**INPUT RECORDS**:
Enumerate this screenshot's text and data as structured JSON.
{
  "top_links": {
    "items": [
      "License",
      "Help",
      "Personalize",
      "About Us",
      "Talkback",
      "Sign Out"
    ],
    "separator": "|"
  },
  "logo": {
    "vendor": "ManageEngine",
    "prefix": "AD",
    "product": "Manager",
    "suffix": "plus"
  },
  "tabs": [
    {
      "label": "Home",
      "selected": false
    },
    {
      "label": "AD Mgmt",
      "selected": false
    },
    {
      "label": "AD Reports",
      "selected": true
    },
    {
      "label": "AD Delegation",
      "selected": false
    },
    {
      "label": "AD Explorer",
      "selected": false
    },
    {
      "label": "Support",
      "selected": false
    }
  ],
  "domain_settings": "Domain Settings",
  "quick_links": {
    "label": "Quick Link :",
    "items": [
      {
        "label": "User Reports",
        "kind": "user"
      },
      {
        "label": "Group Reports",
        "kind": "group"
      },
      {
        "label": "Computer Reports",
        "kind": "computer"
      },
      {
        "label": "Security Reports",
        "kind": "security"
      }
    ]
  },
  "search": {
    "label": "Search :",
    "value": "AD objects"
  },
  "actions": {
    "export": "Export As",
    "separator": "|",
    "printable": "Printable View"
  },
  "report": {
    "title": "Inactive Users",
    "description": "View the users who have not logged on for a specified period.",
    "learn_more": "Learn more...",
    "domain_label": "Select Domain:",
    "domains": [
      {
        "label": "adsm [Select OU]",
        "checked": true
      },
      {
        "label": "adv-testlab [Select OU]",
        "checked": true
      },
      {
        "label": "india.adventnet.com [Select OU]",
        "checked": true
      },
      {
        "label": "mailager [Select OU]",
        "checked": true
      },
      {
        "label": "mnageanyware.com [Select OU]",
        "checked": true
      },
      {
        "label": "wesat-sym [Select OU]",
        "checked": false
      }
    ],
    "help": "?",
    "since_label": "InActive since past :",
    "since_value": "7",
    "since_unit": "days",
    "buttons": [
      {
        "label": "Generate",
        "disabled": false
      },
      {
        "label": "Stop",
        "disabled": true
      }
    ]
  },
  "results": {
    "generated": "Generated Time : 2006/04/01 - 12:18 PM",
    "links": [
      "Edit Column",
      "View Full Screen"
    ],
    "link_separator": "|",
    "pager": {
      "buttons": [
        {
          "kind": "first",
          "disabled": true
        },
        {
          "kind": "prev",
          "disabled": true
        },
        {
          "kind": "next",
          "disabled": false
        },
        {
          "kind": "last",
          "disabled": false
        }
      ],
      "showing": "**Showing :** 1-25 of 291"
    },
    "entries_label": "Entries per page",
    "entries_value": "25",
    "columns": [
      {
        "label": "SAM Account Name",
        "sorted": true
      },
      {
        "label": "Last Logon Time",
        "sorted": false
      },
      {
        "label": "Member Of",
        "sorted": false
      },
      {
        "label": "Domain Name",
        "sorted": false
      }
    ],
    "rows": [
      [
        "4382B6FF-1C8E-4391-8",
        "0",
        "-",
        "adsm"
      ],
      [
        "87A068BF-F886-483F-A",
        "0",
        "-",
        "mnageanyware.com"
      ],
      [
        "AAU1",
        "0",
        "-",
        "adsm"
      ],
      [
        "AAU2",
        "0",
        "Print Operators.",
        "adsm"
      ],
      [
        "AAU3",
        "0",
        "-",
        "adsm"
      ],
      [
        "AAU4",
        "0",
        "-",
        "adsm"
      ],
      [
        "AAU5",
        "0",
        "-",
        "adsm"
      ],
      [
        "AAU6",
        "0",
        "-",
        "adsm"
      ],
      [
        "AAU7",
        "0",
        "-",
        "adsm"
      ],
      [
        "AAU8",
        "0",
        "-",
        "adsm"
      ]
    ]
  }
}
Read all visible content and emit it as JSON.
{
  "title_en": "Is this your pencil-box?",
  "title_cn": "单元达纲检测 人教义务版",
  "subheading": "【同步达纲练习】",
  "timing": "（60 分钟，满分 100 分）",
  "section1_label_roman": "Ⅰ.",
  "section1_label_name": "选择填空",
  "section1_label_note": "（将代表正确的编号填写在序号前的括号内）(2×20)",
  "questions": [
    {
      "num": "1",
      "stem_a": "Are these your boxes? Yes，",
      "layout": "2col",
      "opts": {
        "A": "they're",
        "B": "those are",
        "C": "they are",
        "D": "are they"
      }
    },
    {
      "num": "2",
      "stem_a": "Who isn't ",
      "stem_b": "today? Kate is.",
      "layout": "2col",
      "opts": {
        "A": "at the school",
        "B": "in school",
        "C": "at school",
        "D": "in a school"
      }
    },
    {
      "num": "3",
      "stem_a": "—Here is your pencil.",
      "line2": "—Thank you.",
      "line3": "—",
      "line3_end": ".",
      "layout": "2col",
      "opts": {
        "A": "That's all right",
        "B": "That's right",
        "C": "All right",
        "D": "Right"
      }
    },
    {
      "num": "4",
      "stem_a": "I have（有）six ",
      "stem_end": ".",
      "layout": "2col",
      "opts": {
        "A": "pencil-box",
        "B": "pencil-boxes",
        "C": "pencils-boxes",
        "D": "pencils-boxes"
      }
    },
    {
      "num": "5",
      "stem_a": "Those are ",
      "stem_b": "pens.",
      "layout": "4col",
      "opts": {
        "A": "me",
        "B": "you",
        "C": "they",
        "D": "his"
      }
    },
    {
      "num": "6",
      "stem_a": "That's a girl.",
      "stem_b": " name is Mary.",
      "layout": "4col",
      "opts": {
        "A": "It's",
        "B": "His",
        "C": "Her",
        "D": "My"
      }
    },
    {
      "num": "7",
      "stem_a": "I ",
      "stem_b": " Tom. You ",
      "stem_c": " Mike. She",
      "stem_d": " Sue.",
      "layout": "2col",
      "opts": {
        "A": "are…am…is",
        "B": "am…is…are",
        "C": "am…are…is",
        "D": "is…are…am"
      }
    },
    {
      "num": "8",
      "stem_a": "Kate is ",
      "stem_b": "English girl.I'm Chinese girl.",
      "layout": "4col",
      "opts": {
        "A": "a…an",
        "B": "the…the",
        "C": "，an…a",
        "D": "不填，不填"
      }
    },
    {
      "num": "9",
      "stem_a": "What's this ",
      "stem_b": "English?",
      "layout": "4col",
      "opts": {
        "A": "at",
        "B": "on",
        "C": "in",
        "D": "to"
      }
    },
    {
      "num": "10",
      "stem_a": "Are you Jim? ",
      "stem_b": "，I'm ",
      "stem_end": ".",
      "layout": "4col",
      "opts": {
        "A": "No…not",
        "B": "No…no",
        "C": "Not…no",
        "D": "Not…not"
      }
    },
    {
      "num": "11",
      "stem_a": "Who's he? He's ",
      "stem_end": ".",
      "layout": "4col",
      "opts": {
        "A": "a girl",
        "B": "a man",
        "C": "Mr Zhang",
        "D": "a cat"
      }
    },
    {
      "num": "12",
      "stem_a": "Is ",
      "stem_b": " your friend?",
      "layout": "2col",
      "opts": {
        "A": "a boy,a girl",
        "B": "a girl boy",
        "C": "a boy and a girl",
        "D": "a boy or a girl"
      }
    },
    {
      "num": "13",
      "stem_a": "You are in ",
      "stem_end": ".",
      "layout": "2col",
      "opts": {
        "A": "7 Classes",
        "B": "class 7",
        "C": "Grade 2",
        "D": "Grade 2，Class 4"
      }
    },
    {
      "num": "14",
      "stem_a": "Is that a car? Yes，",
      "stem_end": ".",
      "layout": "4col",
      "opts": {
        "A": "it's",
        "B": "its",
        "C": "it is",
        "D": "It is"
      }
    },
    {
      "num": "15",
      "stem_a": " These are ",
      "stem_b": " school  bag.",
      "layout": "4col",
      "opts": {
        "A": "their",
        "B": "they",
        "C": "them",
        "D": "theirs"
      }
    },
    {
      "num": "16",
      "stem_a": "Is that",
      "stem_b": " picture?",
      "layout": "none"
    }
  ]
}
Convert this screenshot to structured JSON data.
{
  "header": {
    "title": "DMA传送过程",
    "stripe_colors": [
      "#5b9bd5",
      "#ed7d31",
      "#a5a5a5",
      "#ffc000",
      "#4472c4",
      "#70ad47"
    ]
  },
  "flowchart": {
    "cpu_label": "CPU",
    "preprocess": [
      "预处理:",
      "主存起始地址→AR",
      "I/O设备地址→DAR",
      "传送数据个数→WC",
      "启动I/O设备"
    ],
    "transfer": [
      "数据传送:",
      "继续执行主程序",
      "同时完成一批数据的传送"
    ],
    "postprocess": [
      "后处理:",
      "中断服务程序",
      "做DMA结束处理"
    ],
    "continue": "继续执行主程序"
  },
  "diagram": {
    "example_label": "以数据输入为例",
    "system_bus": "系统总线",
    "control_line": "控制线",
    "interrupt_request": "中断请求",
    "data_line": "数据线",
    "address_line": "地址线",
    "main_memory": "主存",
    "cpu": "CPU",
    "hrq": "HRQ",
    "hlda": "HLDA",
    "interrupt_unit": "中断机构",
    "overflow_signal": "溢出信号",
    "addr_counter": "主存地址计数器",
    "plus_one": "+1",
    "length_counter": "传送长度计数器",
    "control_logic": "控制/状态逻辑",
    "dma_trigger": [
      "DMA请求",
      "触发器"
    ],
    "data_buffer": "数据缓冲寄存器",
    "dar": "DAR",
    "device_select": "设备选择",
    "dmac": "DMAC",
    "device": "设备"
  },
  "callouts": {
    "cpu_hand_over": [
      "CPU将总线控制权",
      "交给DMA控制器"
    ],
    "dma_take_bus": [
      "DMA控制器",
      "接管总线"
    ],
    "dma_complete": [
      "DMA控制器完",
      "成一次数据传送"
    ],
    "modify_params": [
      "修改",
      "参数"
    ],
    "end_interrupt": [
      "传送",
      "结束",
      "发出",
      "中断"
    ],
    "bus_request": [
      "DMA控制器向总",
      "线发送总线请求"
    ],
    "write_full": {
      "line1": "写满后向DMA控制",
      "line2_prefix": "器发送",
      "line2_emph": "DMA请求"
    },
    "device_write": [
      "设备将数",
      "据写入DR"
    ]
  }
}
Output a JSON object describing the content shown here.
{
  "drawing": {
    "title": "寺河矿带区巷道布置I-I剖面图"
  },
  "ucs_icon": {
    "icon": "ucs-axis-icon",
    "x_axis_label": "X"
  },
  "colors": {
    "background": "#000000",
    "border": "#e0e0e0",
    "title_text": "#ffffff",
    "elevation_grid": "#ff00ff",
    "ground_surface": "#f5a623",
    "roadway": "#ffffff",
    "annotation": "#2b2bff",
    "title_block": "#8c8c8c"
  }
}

**THE REQUEST**:
From the line that contains "Output a JSON" down to the last line of the listing above, repeat each line exactly, and include nothing else.

**REPLY**:
Output a JSON object describing the content shown here.
{
  "drawing": {
    "title": "寺河矿带区巷道布置I-I剖面图"
  },
  "ucs_icon": {
    "icon": "ucs-axis-icon",
    "x_axis_label": "X"
  },
  "colors": {
    "background": "#000000",
    "border": "#e0e0e0",
    "title_text": "#ffffff",
    "elevation_grid": "#ff00ff",
    "ground_surface": "#f5a623",
    "roadway": "#ffffff",
    "annotation": "#2b2bff",
    "title_block": "#8c8c8c"
  }
}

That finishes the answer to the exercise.